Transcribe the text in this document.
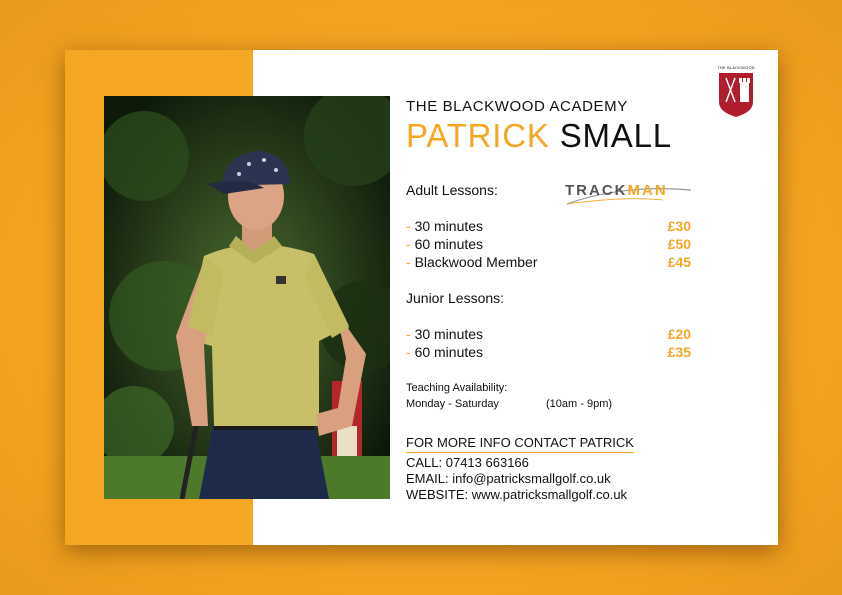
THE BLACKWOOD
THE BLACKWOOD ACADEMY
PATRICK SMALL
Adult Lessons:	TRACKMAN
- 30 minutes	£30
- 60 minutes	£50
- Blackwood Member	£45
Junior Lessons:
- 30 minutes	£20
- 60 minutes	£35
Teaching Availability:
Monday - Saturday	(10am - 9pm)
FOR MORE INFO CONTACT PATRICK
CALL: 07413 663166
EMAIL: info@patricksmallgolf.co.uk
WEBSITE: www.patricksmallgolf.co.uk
============================================================
Written instruction
Only lines holding the string "patricksmallgolf" are wanted; gather each one from the entries above.

Written response
EMAIL: info@patricksmallgolf.co.uk
WEBSITE: www.patricksmallgolf.co.uk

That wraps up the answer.